**Compito assegnato 1:**
Rispondi a queste domande sul testo dedicato al latte e alle etichette dei formaggi:
(a) Quante persone su 1000 vanno a leggere un libro di alimentazione o un articolo serio su internet?
(b) Che cosa doveva riportare per legge l'etichetta dei formaggi in Francia?
(c) Che cosa smise di fare chi scrive durante il periodo in Francia?
**Compito assegnato 2:**
Prosegui il testo sul latte e sulle etichette dei formaggi, partendo subito dopo la sua ultima frase.

Quando vengono pubblicizzati latte e latticini, pestando ogni volta sul luogo comune per cui il latte sarebbe il principale fornitore di calcio per il corpo umano, quando invece secondo molti studiosi non esiste una abitudine più dannosa per l’uomo che bere il latte di vacca, tant’è vero che l’osteoporosi è più diffusa nei paesi in cui si consumano più latte e derivati, nessuno si alza per dire niente. Così i messaggi continuano a passare a tutti, genitori e figli. 1 o 2 persone su 1000 vanno a leggere un libro di alimentazione o un articolo serio su internet, tutti gli altri si lasciano guidare dalla pubblicità.
Forse è ora di metterci un freno.
Quando stavo in Francia, già più di dieci anni fa oramai, tutti i formaggi, per legge, dovevano avere una grossa etichetta riportante la percentuale di materia grassa contenuta nel prodotto. Ricordo che l’etichetta si vedeva bene da lontano, anche solo girando con il carrello tra le corsie del supermercato. Spesso era scritta con caratteri più grossi di quelli utilizzati per il nome del prodotto. Siccome non ce n’era uno che avesse meno del 50% di grasso (ma spesso molto di più), in quel periodo, smisi semplicemente di mangiare formaggi, perchè mi era assolutamente evidente che stavo ingurgitando grasso animale a quattro palmenti. Tornato in Italia, con le nostre etichette «nascoste», poi ripresi regolarmente, rovinandomi – come ho realizzato solo in seguito – la salute.

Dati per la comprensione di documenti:
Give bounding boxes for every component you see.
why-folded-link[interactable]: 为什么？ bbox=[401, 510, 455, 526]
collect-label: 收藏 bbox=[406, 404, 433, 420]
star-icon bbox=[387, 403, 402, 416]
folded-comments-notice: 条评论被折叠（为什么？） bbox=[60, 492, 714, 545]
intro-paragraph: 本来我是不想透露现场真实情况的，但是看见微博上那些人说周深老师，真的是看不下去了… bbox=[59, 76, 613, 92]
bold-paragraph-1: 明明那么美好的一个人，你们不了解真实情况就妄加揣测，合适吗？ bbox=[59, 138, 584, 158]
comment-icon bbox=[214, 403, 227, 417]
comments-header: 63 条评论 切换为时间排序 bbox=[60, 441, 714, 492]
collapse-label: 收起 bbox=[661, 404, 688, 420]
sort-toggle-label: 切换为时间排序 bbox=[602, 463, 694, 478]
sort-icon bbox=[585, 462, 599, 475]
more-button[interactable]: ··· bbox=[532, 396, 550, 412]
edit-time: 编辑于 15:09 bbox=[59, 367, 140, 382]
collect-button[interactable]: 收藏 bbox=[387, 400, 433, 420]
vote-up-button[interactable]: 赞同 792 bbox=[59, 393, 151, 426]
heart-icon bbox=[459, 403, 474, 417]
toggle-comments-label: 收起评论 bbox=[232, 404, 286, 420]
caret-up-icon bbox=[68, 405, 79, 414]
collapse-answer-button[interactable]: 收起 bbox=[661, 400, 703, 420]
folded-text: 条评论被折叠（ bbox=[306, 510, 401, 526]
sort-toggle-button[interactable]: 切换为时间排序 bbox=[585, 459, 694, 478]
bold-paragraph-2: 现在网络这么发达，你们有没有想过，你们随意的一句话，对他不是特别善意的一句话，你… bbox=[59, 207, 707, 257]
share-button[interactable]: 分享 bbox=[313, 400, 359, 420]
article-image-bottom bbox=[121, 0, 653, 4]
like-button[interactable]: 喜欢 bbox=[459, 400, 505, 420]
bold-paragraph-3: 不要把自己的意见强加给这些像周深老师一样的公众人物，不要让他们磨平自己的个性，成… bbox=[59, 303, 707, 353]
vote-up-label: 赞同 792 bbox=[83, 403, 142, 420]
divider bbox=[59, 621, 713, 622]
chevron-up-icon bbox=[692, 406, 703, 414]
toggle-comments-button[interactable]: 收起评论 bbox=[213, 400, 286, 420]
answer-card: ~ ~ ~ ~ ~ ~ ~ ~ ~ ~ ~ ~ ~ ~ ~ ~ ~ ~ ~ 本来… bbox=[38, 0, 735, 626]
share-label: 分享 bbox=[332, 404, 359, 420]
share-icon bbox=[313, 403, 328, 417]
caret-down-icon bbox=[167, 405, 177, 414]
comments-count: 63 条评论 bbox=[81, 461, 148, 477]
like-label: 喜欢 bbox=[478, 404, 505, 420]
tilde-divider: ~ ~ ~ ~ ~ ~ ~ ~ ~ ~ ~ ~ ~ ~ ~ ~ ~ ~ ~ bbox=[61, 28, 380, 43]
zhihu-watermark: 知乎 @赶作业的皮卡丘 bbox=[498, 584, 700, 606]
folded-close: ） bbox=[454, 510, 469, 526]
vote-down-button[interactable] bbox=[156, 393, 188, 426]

**Risultato 1:**
(a) 1 o 2 persone.
(b) La percentuale di materia grassa contenuta nel prodotto.
(c) Smise di mangiare formaggi.

**Risultato 2:**
Questo per dire che la legge può fare molto a questo riguardo, perchè i desideri senza limiti e senza rispetto di profitto delle multinazionali possono essere frenati e limitati solo da un provvedimento dell’ordinamento generale, adottato a tutela di tutti i cittadini. Da questo punto di vista, siamo ancora molto indietro, perchè da noi il consumatore è sempre trattato come l’ultima ruota del carro, il parlamento italiano è prono alle lobbies di tutti i tipi e l’Unione europea qualche volta ci aiuta e qualche volta invece ci danneggia (come nella nota vicenda del cacao puro). Ma penso che, come Italiani, nonostante le nostre istituzioni sgangheratissime, possiamo, se vogliamo, sfoderare qualcosa di interessante da dire in campo alimentare, che può tradursi in provvedimenti e comportamenti concreti a vantaggio di tutti.
Insomma, vale la pena di seguire il diritto alimentare, quantomeno quanto il diritto ambientale, dal momento che si tratta evidentemente di due cose strettamente collegate: quello che mettiamo nel nostro stomaco è importante almeno quanto l’aria che respiriamo.
2 risposte su “hai pensato a cosa può fare la legge per la tua alimentazione e per i tuoi figli?”
Che bello leggere queste riflessioni! In effetti molte pubblicità presenti in Italia, soprattutto quelle del binomio latte-calcio e yogurt-calcio sono illegali in altri paesi. In Italia non vengono nemmeno sanzionati, sebbene l’informazione sia deviata con una certa evidenza (e dolo, aggiungerei). In qualche caso la sanzione è arrivata ma sono sanzioni ridicole per gruppi come la Danone, che semplicemente ha cambiato il nome del composto chimico spacciato per lactobacillo ed è andata avanti a fare la stessa identica cosa. C’è molta strada da fare in questo Paese.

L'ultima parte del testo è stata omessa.